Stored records
"""

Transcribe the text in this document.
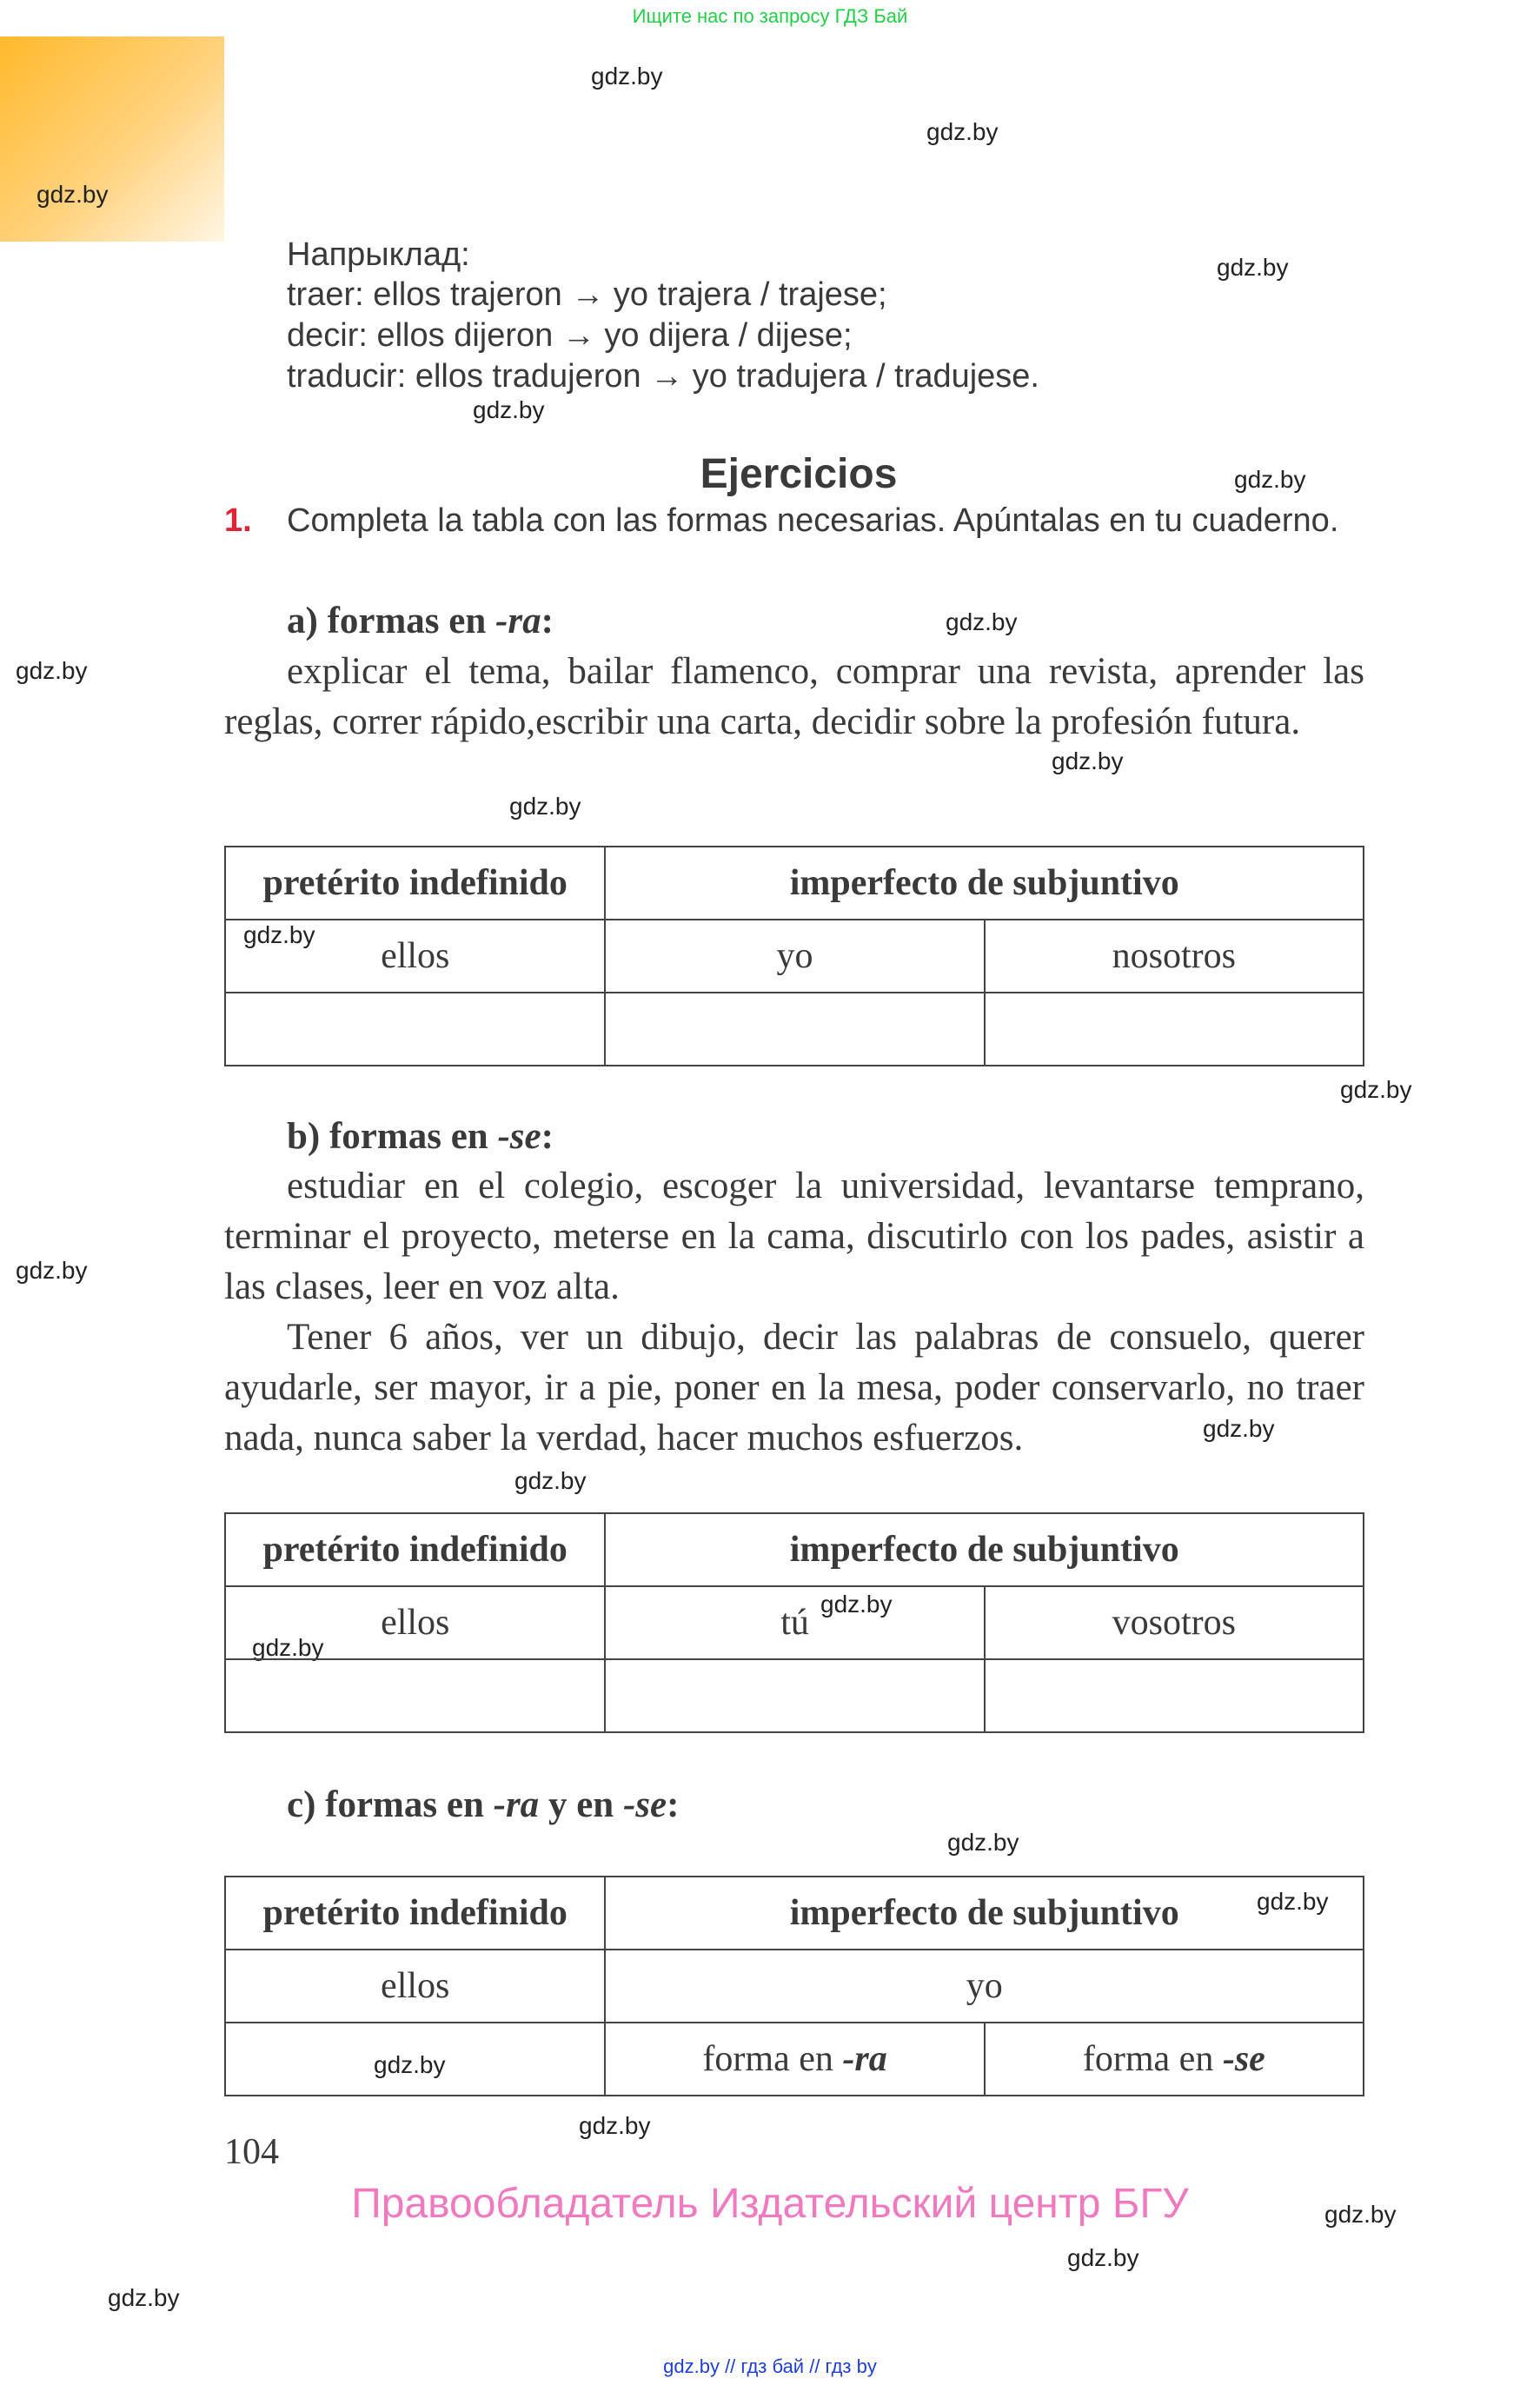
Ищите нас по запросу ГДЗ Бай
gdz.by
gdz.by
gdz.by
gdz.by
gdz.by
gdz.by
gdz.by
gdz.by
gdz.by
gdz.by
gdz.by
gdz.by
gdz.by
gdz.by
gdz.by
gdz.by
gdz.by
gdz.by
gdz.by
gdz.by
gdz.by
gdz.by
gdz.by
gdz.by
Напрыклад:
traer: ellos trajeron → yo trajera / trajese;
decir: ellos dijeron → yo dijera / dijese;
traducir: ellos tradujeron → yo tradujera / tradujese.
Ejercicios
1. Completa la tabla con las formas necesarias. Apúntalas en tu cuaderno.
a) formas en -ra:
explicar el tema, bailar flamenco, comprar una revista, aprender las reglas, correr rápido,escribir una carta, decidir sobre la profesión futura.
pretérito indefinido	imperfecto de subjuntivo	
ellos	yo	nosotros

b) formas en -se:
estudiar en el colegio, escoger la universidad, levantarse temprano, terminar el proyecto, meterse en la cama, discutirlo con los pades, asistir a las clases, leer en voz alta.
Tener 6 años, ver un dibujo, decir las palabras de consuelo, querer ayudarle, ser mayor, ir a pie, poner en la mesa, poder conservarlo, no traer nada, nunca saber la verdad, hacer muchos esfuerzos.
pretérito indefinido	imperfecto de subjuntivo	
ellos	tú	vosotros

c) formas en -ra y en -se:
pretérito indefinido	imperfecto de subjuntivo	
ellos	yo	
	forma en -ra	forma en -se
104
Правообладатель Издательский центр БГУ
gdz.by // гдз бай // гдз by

"""
"""

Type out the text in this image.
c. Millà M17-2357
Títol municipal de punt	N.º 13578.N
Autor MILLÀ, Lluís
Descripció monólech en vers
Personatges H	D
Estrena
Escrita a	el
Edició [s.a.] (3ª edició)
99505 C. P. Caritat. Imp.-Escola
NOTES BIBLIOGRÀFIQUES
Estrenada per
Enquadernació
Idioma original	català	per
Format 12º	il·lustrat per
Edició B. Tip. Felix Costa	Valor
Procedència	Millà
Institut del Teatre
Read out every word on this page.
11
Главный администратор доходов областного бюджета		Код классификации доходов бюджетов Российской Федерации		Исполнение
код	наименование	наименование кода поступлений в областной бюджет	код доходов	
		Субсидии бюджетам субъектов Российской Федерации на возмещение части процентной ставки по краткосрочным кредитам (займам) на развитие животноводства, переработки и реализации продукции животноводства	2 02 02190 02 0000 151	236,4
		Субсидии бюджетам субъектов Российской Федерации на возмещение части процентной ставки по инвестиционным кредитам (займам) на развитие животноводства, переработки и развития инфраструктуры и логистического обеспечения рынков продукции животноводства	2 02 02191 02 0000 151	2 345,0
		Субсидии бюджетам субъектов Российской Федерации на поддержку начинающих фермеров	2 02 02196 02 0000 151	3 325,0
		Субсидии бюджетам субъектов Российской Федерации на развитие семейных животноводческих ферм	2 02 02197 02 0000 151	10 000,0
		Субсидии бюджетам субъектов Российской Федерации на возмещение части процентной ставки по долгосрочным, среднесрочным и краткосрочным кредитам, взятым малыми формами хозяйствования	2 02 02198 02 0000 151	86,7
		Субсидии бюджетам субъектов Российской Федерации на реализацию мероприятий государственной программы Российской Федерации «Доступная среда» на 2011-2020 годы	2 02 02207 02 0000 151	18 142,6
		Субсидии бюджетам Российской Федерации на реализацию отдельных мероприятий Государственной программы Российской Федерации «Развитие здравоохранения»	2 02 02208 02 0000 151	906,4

"""
"""

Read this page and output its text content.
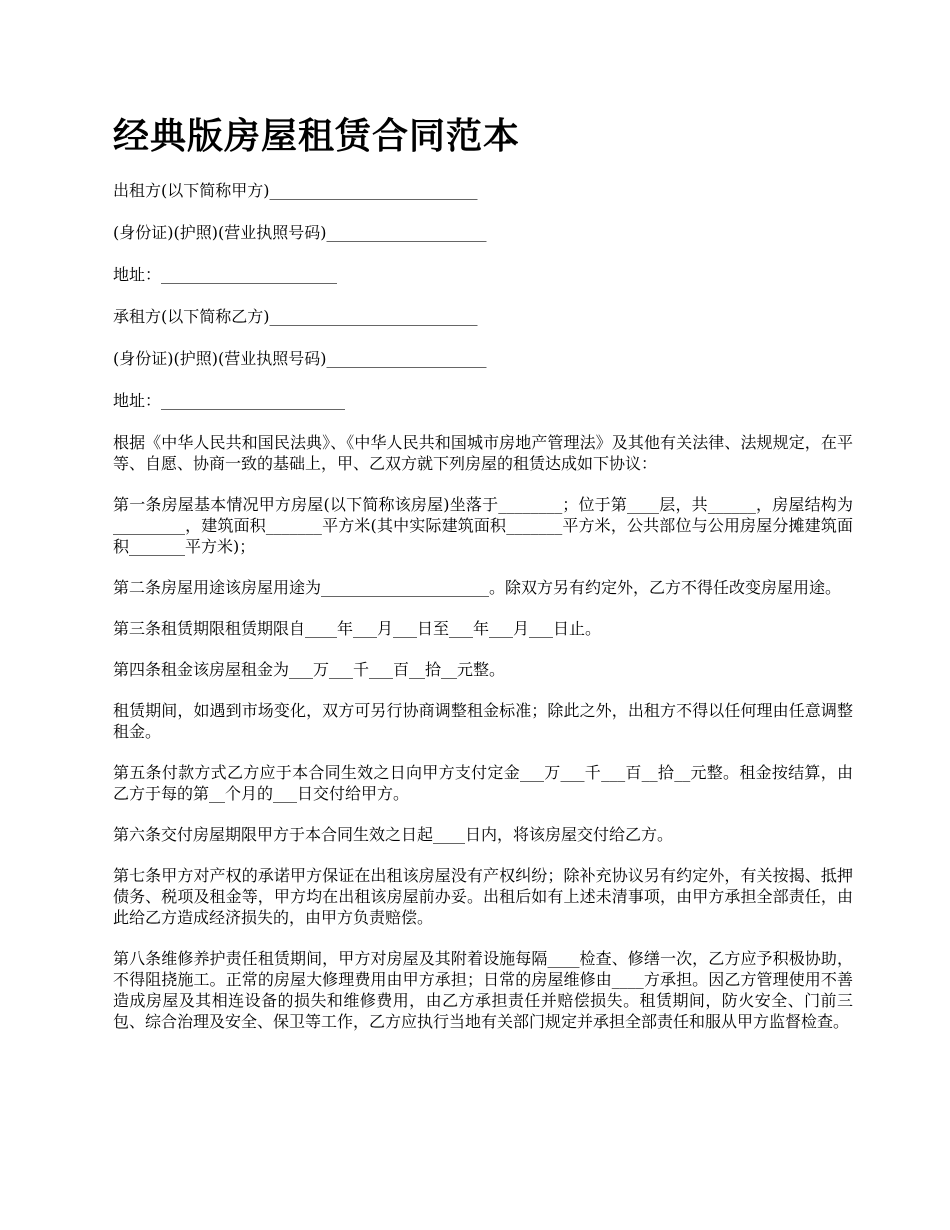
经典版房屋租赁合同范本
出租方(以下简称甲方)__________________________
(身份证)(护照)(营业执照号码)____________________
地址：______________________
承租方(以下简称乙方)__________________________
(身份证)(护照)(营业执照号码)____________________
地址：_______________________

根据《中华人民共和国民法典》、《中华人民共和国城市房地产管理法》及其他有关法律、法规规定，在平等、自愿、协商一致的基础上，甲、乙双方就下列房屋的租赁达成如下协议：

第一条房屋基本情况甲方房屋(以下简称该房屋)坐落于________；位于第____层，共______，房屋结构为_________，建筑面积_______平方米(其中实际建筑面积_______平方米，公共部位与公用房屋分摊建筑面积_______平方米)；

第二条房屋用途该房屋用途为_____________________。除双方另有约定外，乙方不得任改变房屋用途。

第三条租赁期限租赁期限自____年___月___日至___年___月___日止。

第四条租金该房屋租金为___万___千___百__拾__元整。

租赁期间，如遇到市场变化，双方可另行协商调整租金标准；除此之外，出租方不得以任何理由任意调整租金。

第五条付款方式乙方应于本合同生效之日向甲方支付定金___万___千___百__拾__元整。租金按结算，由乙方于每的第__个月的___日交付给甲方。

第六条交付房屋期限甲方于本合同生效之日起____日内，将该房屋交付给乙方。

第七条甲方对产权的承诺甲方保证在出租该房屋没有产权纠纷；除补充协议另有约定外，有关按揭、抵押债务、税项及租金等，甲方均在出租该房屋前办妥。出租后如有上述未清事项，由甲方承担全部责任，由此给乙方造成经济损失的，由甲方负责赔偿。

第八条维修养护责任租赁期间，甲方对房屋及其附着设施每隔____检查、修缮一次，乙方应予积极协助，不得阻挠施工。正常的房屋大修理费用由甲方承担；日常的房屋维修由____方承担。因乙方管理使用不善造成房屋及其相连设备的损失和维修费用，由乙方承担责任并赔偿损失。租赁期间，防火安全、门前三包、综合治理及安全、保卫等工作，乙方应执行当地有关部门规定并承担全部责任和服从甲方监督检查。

"""

Of the lines above, how many hold the word "decir"? Say the number alone.

2